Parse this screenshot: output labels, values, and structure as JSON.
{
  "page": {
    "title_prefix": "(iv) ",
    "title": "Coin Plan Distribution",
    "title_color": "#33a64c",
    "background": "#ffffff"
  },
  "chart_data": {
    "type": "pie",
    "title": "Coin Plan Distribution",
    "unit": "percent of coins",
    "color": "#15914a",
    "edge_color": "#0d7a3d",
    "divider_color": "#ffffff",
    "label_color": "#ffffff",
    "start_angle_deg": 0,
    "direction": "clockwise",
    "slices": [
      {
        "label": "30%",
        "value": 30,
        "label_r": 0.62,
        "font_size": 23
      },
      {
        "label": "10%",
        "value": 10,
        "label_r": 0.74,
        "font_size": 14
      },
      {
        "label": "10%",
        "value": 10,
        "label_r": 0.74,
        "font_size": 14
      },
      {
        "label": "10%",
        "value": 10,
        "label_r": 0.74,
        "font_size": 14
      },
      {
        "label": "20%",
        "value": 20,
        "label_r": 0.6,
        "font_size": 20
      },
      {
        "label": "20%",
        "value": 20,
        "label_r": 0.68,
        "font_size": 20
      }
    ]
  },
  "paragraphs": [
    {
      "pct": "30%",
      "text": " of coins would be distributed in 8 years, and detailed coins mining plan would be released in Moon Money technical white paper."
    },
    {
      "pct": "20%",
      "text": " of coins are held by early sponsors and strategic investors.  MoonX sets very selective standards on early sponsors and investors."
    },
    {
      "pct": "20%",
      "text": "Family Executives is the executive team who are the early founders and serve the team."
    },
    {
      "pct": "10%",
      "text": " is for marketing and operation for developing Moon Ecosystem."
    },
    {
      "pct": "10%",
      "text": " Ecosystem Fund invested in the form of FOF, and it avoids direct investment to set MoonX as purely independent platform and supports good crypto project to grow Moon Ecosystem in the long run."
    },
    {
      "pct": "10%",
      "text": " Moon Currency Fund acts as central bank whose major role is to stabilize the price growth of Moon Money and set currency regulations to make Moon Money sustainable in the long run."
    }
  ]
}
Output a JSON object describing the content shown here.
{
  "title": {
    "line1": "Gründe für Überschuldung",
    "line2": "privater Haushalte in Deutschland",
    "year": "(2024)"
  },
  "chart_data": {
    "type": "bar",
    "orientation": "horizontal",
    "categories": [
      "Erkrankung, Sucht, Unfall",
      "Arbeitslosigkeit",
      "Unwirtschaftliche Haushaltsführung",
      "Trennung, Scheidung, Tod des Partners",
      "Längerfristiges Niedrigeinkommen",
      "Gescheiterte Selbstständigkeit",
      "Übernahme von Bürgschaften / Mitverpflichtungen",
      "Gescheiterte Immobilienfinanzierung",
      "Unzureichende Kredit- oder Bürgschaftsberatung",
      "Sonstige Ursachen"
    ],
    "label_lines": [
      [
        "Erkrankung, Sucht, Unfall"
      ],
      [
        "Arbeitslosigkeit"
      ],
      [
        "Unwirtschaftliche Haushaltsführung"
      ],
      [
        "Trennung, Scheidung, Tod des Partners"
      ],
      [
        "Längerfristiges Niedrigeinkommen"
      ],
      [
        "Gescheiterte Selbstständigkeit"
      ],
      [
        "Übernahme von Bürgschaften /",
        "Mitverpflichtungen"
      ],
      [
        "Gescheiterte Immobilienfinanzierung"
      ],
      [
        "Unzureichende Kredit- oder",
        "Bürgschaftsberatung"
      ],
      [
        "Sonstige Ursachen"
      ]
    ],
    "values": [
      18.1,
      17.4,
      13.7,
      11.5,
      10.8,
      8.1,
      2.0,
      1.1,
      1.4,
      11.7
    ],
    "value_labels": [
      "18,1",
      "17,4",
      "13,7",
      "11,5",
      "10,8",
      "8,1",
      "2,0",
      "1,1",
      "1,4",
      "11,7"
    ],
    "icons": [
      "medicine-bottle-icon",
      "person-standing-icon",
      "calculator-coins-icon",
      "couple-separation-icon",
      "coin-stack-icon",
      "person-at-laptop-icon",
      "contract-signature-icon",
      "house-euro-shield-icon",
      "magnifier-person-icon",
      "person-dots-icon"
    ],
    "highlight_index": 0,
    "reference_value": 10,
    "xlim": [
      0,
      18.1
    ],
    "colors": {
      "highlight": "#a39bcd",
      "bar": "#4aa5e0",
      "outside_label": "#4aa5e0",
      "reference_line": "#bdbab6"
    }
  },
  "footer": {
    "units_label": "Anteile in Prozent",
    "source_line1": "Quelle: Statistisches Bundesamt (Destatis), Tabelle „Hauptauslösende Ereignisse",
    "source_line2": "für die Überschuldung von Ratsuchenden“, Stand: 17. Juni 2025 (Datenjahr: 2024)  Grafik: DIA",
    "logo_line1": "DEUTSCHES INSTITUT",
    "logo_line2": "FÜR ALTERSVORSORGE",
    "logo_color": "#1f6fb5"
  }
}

TASK PROMPT
From the data above, copy each line that has the string "Übernahme".

OUTPUT
      "Übernahme von Bürgschaften / Mitverpflichtungen",
        "Übernahme von Bürgschaften /",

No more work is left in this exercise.